Search the data for the word "Return". Reproduce every line where it is found.

(Items listed in a dataset)
--- START ---

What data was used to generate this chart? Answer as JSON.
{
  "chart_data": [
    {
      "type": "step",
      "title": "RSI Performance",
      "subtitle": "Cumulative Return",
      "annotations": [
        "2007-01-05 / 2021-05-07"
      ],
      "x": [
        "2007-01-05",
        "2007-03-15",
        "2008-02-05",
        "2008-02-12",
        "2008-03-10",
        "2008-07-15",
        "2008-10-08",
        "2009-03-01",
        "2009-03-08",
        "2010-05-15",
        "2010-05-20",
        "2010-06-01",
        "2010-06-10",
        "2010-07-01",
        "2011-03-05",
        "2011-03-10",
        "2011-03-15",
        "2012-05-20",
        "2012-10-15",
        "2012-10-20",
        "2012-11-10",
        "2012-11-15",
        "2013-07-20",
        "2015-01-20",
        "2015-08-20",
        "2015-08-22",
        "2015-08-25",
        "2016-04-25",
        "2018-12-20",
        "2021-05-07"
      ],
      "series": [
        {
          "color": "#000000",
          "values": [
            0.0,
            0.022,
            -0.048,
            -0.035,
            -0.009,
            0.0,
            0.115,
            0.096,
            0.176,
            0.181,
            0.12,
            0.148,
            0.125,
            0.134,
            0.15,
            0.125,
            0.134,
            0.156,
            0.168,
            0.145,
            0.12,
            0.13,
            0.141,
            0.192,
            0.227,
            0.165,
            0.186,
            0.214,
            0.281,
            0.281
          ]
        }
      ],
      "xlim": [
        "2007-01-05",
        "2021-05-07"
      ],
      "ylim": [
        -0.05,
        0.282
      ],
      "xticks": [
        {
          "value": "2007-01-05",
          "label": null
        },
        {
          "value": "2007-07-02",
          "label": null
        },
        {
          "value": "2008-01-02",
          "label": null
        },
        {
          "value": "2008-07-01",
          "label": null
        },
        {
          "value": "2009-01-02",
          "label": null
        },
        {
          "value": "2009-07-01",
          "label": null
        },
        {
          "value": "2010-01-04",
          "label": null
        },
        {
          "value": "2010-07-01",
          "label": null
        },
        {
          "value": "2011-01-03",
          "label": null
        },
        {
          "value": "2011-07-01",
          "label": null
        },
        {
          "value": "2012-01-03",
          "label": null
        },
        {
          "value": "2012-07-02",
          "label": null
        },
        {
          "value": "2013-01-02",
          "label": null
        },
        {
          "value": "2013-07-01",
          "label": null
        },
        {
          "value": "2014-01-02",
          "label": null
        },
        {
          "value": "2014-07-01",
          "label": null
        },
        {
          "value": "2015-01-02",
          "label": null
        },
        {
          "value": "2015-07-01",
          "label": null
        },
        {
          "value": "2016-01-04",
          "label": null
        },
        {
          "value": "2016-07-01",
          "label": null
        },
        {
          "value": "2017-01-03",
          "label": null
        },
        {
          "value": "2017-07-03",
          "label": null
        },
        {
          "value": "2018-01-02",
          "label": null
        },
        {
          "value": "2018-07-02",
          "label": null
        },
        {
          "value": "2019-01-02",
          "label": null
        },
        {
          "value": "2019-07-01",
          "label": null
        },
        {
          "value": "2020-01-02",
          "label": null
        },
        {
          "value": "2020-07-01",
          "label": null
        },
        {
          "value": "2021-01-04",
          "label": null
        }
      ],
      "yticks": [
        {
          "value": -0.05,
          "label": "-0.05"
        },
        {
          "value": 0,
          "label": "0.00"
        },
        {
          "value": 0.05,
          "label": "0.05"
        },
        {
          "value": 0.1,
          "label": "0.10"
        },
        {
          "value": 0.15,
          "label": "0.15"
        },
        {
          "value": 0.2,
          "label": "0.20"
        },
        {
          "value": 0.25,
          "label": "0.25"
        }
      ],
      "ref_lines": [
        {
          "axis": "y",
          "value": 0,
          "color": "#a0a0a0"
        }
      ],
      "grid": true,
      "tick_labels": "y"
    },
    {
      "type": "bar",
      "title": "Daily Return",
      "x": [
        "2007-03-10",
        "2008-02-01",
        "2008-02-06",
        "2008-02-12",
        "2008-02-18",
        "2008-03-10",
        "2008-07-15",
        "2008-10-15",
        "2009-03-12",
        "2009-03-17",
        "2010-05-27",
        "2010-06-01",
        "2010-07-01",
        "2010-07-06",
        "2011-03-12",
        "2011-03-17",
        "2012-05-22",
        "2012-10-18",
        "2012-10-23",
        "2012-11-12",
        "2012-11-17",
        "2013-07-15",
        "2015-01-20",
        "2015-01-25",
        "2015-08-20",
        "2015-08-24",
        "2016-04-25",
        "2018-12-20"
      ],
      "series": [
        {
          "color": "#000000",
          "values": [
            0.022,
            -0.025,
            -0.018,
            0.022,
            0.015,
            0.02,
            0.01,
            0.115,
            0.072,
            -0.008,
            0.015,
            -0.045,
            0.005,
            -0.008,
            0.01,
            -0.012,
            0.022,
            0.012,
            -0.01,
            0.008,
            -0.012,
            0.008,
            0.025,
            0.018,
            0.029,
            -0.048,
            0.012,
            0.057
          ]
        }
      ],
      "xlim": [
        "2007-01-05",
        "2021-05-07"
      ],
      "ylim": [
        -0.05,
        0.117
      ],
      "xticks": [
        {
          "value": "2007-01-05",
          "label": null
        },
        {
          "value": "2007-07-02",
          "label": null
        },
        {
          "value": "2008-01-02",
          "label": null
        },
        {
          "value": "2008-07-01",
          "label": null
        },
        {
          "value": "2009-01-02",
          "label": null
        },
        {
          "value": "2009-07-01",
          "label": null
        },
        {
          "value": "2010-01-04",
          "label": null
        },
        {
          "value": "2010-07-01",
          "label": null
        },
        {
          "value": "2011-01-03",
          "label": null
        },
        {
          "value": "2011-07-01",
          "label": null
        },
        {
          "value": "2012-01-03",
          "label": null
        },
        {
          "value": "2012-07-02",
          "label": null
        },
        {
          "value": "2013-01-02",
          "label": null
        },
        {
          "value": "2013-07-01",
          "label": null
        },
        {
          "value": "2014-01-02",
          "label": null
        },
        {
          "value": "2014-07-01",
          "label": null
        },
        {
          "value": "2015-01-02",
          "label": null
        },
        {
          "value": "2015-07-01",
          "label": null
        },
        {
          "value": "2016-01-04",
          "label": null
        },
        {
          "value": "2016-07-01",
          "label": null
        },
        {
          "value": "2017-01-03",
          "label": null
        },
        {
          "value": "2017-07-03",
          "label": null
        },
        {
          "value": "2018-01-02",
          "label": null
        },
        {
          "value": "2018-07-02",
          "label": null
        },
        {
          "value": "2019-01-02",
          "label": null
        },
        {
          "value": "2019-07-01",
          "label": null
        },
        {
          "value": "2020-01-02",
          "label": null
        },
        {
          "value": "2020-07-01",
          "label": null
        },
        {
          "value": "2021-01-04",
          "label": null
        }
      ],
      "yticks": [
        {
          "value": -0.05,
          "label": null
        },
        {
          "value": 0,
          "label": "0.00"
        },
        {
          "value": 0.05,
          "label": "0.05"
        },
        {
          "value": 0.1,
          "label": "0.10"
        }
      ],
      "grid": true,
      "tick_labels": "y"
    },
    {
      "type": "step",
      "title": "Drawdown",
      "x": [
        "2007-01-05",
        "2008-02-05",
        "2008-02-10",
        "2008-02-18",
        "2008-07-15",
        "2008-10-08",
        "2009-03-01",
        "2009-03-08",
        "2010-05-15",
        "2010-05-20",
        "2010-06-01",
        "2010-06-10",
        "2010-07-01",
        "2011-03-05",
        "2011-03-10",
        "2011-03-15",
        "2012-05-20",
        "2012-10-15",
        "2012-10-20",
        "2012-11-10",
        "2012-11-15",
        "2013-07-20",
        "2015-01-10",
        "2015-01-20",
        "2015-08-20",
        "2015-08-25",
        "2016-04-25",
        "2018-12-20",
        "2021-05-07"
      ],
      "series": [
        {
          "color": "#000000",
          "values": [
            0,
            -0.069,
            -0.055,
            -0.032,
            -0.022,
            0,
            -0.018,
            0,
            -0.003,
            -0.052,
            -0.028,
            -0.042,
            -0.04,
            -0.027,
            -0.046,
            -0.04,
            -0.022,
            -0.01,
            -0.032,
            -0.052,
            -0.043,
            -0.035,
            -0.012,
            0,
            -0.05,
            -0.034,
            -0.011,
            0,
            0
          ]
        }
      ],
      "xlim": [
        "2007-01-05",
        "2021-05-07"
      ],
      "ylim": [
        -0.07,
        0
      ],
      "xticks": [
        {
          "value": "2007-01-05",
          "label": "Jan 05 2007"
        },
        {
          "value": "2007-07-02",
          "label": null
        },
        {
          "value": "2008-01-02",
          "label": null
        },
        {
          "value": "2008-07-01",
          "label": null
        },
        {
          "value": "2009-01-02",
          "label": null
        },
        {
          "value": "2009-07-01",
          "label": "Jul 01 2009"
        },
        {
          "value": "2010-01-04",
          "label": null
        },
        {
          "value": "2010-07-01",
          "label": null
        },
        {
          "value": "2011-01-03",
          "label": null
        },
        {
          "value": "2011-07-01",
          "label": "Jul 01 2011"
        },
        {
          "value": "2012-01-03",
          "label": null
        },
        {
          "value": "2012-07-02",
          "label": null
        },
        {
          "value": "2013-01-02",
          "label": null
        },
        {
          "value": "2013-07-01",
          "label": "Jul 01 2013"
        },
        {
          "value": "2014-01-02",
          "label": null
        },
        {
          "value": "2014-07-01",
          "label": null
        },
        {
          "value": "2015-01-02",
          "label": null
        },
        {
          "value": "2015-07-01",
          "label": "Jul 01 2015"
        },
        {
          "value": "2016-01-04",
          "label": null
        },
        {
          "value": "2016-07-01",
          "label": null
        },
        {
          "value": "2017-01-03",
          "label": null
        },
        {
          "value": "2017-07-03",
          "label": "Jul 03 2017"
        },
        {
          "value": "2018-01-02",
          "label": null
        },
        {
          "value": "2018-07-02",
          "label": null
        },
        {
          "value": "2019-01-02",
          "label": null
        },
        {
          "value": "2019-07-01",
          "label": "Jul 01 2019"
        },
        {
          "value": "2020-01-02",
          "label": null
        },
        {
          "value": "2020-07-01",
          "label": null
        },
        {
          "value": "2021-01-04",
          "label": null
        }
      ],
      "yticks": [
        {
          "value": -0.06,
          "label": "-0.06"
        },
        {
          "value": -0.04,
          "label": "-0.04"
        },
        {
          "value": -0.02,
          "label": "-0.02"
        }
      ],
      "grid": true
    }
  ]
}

--- END ---

> [Expected output]:
      "subtitle": "Cumulative Return",
      "title": "Daily Return",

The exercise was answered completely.